JOB:
Reproduce the following material exactly, including every line.

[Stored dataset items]
---

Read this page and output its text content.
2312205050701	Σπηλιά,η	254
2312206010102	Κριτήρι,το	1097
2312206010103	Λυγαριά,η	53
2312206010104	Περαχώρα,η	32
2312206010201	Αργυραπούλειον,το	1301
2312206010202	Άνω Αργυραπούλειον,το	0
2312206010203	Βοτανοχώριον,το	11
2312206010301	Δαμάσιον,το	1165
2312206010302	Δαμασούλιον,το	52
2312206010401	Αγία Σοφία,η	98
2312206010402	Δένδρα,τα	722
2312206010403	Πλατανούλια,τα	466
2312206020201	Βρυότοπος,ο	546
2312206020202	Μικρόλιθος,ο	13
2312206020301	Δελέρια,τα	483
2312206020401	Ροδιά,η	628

---

EXERCISE RESPONSE:
Read this page and output its text content.
2312205050701	Σπηλιά,η	254
2312206010102	Κριτήρι,το	1097
2312206010103	Λυγαριά,η	53
2312206010104	Περαχώρα,η	32
2312206010201	Αργυραπούλειον,το	1301
2312206010202	Άνω Αργυραπούλειον,το	0
2312206010203	Βοτανοχώριον,το	11
2312206010301	Δαμάσιον,το	1165
2312206010302	Δαμασούλιον,το	52
2312206010401	Αγία Σοφία,η	98
2312206010402	Δένδρα,τα	722
2312206010403	Πλατανούλια,τα	466
2312206020201	Βρυότοπος,ο	546
2312206020202	Μικρόλιθος,ο	13
2312206020301	Δελέρια,τα	483
2312206020401	Ροδιά,η	628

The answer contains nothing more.